> Directions for this task:
From the records, pick out and copy each line containing "title".

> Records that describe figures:
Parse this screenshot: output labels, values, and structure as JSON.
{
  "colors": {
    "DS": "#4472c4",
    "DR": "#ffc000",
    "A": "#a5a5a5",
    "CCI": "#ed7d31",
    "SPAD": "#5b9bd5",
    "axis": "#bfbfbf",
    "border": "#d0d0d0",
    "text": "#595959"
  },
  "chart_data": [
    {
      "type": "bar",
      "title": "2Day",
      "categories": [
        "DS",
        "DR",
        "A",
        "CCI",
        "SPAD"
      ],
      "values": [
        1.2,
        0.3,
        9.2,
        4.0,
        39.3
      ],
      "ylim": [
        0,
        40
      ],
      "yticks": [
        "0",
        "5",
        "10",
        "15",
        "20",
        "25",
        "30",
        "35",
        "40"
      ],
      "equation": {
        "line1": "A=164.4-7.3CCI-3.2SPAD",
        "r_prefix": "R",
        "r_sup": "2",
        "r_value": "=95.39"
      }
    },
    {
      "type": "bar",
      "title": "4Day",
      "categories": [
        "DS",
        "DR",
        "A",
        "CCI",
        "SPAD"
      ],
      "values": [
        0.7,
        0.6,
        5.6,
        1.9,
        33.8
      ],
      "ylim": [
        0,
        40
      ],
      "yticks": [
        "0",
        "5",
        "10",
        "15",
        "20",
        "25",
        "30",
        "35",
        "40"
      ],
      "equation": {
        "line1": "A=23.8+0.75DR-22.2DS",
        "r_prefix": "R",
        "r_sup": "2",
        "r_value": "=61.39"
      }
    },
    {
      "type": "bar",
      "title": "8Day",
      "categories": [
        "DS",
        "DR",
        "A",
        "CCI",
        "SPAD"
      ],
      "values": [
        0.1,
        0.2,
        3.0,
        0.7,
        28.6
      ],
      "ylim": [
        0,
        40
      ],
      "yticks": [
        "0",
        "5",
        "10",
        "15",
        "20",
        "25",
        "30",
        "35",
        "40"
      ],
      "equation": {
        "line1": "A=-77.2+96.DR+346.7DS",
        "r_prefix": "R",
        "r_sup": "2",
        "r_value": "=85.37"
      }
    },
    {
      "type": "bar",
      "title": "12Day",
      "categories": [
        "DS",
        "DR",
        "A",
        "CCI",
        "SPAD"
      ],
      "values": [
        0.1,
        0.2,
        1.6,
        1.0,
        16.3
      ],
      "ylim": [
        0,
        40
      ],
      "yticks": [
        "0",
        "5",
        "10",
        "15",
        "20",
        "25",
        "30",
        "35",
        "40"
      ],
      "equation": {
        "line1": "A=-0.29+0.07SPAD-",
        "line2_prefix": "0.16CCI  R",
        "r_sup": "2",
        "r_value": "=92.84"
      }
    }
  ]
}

> Correct output:
      "title": "2Day",
      "title": "4Day",
      "title": "8Day",
      "title": "12Day",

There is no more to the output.